**Task description**.
Select all lines with the string "volume" in them, and copy those lines.

**Record list**.
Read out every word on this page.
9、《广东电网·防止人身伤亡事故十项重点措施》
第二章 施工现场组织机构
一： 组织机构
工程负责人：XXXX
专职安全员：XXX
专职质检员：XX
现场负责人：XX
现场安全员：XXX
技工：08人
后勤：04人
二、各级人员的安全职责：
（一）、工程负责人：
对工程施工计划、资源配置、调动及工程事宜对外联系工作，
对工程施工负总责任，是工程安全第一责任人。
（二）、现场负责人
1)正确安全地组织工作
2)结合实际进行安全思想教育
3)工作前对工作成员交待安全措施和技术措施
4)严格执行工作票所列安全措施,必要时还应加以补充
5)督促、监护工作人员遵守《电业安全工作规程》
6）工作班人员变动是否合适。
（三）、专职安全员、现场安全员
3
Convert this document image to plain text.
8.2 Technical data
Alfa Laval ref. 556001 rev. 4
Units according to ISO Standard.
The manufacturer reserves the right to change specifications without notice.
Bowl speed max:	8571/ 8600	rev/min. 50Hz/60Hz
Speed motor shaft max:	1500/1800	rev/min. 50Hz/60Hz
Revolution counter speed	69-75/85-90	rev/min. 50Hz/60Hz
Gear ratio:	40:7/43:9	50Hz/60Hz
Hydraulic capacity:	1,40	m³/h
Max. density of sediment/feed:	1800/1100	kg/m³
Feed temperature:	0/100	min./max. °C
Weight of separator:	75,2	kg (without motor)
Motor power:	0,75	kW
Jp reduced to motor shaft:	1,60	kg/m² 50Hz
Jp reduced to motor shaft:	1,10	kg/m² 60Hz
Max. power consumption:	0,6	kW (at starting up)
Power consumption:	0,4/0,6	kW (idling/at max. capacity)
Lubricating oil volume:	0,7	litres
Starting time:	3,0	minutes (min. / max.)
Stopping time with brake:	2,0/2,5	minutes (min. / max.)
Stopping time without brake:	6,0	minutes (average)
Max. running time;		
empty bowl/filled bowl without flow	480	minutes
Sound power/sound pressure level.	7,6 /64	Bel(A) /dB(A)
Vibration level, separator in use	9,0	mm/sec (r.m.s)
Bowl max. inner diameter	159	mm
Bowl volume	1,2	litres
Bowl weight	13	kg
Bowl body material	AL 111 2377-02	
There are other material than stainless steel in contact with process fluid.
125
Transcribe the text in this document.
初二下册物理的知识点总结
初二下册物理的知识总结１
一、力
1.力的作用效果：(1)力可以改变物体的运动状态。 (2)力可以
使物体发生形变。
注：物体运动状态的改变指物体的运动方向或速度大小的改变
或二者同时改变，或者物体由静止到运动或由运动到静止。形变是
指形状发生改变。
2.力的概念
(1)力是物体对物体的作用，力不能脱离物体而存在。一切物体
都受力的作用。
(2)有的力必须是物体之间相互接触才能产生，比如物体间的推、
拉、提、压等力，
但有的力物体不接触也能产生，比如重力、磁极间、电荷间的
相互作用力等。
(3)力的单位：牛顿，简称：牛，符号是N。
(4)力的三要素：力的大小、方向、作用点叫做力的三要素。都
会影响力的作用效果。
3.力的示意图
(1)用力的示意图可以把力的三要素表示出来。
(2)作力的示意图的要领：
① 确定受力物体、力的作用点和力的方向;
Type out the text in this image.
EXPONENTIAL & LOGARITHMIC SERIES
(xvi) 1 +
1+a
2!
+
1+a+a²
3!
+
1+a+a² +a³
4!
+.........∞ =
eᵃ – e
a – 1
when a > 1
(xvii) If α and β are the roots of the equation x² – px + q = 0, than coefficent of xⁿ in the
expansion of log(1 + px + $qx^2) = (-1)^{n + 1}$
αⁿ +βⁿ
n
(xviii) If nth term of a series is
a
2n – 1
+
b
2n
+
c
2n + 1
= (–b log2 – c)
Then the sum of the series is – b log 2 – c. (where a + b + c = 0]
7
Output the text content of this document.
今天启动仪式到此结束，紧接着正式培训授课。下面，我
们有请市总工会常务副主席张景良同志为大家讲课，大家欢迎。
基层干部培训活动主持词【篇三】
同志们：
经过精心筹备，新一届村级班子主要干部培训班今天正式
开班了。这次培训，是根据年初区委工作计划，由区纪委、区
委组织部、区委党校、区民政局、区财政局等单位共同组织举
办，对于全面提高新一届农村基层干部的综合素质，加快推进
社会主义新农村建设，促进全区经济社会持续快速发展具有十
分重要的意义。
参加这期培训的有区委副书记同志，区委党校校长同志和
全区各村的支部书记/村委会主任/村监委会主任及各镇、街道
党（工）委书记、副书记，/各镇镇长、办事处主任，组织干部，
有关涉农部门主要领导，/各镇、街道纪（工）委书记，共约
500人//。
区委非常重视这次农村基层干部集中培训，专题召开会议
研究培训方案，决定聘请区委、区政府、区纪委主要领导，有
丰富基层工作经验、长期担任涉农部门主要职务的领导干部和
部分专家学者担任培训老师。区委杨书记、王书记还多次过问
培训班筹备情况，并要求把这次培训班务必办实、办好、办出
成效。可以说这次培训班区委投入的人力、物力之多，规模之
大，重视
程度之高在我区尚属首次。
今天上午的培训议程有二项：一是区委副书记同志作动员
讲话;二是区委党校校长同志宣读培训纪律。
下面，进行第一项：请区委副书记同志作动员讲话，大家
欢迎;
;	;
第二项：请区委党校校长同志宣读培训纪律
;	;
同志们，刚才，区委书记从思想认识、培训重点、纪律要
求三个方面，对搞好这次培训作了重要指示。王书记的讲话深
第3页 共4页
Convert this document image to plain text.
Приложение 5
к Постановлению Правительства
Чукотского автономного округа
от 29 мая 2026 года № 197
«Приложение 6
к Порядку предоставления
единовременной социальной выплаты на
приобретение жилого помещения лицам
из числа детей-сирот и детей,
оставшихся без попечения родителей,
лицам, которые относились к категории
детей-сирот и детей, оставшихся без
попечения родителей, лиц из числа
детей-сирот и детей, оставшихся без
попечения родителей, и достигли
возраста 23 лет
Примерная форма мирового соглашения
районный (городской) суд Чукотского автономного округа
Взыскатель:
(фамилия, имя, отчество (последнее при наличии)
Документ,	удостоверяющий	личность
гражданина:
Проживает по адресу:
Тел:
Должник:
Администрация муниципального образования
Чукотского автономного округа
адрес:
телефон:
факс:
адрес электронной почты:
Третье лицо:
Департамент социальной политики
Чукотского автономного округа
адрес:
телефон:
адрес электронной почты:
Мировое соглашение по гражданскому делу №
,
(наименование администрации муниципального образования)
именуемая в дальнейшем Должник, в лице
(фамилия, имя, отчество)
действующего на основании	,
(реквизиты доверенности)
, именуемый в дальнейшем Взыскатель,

**Answer below**.
Lubricating oil volume:	0,7	litres
Bowl volume	1,2	litres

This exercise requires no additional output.